--- Start ---
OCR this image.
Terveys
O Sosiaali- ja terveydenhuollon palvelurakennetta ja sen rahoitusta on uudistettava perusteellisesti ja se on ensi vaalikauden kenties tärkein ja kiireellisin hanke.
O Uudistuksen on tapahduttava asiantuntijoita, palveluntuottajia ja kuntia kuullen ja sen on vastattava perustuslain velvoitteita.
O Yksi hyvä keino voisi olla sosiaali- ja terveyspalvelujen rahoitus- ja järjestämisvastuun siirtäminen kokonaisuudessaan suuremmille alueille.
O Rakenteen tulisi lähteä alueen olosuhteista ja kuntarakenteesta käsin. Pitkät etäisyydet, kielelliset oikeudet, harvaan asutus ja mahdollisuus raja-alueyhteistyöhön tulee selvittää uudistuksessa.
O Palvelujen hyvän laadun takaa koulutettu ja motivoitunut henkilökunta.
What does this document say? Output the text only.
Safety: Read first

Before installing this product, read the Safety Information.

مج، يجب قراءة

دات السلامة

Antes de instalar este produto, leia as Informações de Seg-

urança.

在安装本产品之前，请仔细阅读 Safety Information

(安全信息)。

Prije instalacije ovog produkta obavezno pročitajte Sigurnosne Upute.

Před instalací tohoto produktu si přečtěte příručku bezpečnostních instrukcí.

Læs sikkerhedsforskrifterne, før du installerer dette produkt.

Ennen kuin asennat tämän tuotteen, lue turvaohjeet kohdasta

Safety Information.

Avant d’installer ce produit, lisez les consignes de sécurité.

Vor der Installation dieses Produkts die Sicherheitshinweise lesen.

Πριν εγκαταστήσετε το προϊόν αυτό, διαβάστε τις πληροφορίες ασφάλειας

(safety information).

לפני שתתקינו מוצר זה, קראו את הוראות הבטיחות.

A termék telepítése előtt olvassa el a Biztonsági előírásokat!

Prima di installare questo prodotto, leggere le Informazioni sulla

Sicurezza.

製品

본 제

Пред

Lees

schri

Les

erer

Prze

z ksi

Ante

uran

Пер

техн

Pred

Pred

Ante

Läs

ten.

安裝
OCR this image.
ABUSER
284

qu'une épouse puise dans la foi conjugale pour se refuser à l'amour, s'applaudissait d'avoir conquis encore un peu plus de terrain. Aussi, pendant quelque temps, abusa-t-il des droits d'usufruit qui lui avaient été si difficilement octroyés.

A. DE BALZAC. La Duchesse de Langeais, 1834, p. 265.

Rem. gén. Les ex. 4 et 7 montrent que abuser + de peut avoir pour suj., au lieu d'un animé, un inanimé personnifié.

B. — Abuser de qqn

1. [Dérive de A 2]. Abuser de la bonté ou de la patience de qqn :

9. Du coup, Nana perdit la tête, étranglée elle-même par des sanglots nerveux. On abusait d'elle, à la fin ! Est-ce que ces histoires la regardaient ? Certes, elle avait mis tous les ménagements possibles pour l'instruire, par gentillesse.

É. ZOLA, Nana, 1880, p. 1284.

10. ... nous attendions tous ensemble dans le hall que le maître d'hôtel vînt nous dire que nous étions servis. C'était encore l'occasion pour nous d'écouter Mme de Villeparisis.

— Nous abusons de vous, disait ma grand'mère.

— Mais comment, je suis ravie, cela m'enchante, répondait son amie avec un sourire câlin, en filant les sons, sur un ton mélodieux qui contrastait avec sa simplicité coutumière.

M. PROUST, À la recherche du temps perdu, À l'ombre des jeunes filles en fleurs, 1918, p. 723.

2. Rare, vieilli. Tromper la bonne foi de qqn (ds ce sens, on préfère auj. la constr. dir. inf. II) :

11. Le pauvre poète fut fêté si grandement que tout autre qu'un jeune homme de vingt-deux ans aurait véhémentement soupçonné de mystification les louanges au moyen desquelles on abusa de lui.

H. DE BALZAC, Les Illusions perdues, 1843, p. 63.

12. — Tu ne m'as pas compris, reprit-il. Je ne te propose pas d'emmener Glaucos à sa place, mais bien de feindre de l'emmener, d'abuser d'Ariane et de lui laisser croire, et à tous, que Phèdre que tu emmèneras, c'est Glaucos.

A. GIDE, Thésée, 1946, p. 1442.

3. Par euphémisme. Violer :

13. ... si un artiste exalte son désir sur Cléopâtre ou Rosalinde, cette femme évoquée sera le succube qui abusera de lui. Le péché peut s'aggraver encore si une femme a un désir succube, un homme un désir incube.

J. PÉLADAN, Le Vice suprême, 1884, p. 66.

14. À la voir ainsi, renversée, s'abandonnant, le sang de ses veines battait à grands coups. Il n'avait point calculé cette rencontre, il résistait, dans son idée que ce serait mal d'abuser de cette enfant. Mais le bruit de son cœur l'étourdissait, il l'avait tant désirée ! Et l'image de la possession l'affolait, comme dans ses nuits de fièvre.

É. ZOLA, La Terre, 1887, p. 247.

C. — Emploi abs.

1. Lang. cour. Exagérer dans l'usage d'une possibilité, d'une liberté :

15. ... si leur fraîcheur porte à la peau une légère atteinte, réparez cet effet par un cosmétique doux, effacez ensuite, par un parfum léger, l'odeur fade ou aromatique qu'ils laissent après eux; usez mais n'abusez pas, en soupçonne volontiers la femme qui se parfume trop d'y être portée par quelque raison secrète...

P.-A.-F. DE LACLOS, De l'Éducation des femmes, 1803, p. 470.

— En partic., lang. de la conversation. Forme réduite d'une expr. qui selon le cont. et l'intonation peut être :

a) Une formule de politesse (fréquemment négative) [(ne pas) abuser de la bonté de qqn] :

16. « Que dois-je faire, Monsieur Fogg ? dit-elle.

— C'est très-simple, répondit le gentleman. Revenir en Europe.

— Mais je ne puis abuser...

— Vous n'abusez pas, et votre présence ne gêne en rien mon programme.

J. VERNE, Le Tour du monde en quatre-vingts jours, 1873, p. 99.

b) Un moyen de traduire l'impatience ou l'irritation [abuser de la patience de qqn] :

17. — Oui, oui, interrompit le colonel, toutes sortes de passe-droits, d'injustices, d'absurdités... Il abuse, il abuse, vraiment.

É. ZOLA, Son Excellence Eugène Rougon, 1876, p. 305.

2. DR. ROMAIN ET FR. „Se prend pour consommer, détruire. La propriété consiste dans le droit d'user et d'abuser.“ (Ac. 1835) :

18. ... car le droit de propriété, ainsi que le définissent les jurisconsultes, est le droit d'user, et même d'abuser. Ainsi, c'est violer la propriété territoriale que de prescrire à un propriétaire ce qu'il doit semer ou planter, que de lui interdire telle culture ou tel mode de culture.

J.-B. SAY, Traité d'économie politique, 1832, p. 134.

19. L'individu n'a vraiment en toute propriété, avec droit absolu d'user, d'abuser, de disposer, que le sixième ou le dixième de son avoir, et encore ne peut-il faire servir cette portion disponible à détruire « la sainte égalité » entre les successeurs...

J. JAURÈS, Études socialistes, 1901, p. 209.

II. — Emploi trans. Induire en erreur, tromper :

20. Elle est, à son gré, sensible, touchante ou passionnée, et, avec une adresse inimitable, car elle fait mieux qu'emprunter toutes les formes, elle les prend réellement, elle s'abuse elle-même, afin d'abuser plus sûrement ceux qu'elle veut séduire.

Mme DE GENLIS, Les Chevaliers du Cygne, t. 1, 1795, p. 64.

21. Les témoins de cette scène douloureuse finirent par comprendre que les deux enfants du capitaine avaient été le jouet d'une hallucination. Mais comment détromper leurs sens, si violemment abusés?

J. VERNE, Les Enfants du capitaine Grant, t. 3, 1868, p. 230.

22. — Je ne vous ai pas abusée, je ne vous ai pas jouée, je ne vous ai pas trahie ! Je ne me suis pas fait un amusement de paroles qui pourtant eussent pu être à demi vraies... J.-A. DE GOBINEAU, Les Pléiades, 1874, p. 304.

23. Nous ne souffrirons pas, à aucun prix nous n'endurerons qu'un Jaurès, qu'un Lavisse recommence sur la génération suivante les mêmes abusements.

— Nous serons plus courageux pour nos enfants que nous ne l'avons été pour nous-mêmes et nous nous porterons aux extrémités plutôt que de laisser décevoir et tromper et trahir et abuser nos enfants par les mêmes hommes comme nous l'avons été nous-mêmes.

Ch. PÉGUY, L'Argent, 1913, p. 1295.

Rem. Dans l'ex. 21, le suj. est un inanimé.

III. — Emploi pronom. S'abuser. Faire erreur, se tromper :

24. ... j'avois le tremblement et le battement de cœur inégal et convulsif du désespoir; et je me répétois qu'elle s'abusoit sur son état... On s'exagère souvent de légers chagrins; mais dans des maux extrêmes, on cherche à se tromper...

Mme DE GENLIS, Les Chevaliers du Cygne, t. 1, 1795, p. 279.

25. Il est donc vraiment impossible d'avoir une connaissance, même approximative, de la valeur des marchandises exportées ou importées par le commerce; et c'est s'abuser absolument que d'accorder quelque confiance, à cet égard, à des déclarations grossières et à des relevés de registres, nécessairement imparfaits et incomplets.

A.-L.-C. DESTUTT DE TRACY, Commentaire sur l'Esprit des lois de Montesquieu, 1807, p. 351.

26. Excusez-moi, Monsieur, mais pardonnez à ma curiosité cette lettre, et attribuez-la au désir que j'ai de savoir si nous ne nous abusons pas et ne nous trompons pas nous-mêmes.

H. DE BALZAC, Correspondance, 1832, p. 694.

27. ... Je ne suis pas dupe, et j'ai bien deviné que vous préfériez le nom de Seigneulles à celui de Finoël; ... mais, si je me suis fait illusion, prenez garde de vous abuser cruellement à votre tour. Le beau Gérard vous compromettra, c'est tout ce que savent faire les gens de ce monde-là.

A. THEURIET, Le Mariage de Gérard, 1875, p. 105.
--- End ---
* Problem description *
Identify every line holding the word "this" and copy it out.

* Written response *
OCR this image.
What does this document say? Output the text only.
Before installing this product, read the Safety Information.
OCR this image.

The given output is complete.